| Listings of element locations |

========================================================================

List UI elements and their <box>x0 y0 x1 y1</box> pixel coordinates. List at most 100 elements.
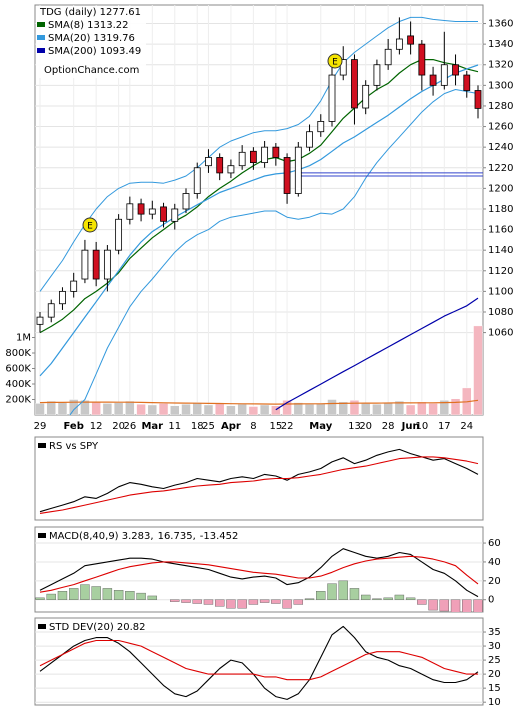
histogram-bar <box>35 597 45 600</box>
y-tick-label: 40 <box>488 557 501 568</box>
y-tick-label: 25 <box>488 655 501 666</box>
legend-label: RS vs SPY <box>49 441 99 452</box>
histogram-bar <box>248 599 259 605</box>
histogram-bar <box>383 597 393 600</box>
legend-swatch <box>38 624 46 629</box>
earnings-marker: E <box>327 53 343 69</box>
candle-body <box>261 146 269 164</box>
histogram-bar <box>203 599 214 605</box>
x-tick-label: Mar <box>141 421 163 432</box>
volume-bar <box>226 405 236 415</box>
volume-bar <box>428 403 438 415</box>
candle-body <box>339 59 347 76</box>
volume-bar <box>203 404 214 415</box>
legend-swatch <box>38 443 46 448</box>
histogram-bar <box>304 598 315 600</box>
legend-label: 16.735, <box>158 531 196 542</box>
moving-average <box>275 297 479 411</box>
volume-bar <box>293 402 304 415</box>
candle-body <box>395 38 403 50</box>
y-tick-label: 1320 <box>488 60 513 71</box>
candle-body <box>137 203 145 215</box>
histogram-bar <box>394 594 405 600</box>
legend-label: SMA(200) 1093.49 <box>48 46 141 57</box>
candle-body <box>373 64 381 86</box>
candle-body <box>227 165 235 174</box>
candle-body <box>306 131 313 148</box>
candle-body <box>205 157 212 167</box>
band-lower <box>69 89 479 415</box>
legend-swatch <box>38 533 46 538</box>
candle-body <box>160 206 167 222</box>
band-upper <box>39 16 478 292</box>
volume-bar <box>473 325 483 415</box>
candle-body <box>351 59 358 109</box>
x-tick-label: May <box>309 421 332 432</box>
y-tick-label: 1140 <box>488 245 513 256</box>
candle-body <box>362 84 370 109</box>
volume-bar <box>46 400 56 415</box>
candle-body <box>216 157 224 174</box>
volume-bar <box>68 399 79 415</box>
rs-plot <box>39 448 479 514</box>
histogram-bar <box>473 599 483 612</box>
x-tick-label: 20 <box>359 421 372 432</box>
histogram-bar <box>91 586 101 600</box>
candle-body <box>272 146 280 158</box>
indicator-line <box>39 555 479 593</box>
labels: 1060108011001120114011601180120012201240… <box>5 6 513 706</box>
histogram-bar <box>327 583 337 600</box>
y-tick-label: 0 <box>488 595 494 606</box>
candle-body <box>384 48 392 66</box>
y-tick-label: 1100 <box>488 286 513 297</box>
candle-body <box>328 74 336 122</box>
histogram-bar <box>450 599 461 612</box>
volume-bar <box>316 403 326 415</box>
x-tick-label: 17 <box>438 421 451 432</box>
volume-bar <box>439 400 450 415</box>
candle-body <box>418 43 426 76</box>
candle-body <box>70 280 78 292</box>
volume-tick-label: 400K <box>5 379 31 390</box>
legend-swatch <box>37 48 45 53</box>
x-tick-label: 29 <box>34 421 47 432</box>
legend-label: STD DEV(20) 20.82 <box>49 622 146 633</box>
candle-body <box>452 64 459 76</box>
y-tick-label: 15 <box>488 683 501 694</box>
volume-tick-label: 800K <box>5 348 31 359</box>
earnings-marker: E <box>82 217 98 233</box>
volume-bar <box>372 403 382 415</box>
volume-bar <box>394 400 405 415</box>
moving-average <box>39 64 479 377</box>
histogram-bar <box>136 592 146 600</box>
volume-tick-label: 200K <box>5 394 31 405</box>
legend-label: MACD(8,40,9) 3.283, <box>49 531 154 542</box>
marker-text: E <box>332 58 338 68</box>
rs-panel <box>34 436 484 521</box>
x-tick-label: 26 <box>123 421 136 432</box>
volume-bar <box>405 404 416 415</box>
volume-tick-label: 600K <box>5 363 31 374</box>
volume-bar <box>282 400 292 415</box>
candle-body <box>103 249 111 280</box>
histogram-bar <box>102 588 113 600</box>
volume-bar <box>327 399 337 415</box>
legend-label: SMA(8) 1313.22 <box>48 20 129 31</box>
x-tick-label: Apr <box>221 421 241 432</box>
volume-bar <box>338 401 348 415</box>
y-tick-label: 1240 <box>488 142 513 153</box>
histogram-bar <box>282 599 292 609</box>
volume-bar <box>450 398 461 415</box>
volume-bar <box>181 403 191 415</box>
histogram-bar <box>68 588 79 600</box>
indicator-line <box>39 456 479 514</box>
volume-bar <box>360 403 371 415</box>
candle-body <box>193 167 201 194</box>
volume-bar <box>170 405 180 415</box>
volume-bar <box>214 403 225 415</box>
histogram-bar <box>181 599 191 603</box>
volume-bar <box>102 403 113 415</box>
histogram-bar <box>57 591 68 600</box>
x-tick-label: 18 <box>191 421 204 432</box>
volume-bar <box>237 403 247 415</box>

========================================================================

| Given task |
Reproduce all of the data above word for word, omitting the pictures.

| Correct output |
List UI elements and their <box>x0 y0 x1 y1</box> pixel coordinates. List at most 100 elements.
histogram-bar <box>35 597 45 600</box>
y-tick-label: 40 <box>488 557 501 568</box>
y-tick-label: 25 <box>488 655 501 666</box>
legend-label: RS vs SPY <box>49 441 99 452</box>
histogram-bar <box>248 599 259 605</box>
histogram-bar <box>383 597 393 600</box>
legend-swatch <box>38 624 46 629</box>
earnings-marker: E <box>327 53 343 69</box>
candle-body <box>261 146 269 164</box>
histogram-bar <box>203 599 214 605</box>
x-tick-label: Mar <box>141 421 163 432</box>
volume-bar <box>226 405 236 415</box>
volume-bar <box>428 403 438 415</box>
candle-body <box>339 59 347 76</box>
volume-bar <box>203 404 214 415</box>
legend-swatch <box>38 443 46 448</box>
histogram-bar <box>304 598 315 600</box>
legend-label: 16.735, <box>158 531 196 542</box>
moving-average <box>275 297 479 411</box>
volume-bar <box>293 402 304 415</box>
candle-body <box>395 38 403 50</box>
y-tick-label: 1320 <box>488 60 513 71</box>
candle-body <box>137 203 145 215</box>
histogram-bar <box>394 594 405 600</box>
legend-label: SMA(200) 1093.49 <box>48 46 141 57</box>
candle-body <box>373 64 381 86</box>
candle-body <box>227 165 235 174</box>
candle-body <box>306 131 313 148</box>
candle-body <box>205 157 212 167</box>
band-lower <box>69 89 479 415</box>
legend-swatch <box>38 533 46 538</box>
candle-body <box>160 206 167 222</box>
band-upper <box>39 16 478 292</box>
volume-bar <box>473 325 483 415</box>
candle-body <box>351 59 358 109</box>
x-tick-label: May <box>309 421 332 432</box>
y-tick-label: 1140 <box>488 245 513 256</box>
candle-body <box>362 84 370 109</box>
volume-bar <box>46 400 56 415</box>
candle-body <box>216 157 224 174</box>
volume-bar <box>68 399 79 415</box>
rs-plot <box>39 448 479 514</box>
histogram-bar <box>473 599 483 612</box>
x-tick-label: 20 <box>359 421 372 432</box>
histogram-bar <box>91 586 101 600</box>
candle-body <box>272 146 280 158</box>
indicator-line <box>39 555 479 593</box>
labels: 1060108011001120114011601180120012201240… <box>5 6 513 706</box>
histogram-bar <box>327 583 337 600</box>
y-tick-label: 0 <box>488 595 494 606</box>
candle-body <box>384 48 392 66</box>
y-tick-label: 1100 <box>488 286 513 297</box>
candle-body <box>328 74 336 122</box>
histogram-bar <box>450 599 461 612</box>
volume-bar <box>316 403 326 415</box>
x-tick-label: 17 <box>438 421 451 432</box>
volume-bar <box>439 400 450 415</box>
candle-body <box>418 43 426 76</box>
candle-body <box>70 280 78 292</box>
volume-tick-label: 400K <box>5 379 31 390</box>
legend-swatch <box>37 48 45 53</box>
x-tick-label: 29 <box>34 421 47 432</box>
legend-label: STD DEV(20) 20.82 <box>49 622 146 633</box>
candle-body <box>452 64 459 76</box>
y-tick-label: 15 <box>488 683 501 694</box>
volume-tick-label: 800K <box>5 348 31 359</box>
earnings-marker: E <box>82 217 98 233</box>
volume-bar <box>372 403 382 415</box>
volume-bar <box>394 400 405 415</box>
moving-average <box>39 64 479 377</box>
histogram-bar <box>136 592 146 600</box>
volume-tick-label: 200K <box>5 394 31 405</box>
legend-label: MACD(8,40,9) 3.283, <box>49 531 154 542</box>
marker-text: E <box>332 58 338 68</box>
rs-panel <box>34 436 484 521</box>
x-tick-label: 26 <box>123 421 136 432</box>
volume-bar <box>405 404 416 415</box>
volume-tick-label: 600K <box>5 363 31 374</box>
volume-bar <box>282 400 292 415</box>
candle-body <box>103 249 111 280</box>
histogram-bar <box>102 588 113 600</box>
volume-bar <box>327 399 337 415</box>
legend-label: SMA(8) 1313.22 <box>48 20 129 31</box>
x-tick-label: Apr <box>221 421 241 432</box>
volume-bar <box>338 401 348 415</box>
y-tick-label: 1240 <box>488 142 513 153</box>
histogram-bar <box>282 599 292 609</box>
volume-bar <box>450 398 461 415</box>
volume-bar <box>181 403 191 415</box>
histogram-bar <box>68 588 79 600</box>
indicator-line <box>39 456 479 514</box>
volume-bar <box>360 403 371 415</box>
candle-body <box>193 167 201 194</box>
volume-bar <box>170 405 180 415</box>
volume-bar <box>214 403 225 415</box>
histogram-bar <box>181 599 191 603</box>
volume-bar <box>102 403 113 415</box>
histogram-bar <box>57 591 68 600</box>
x-tick-label: 18 <box>191 421 204 432</box>
volume-bar <box>237 403 247 415</box>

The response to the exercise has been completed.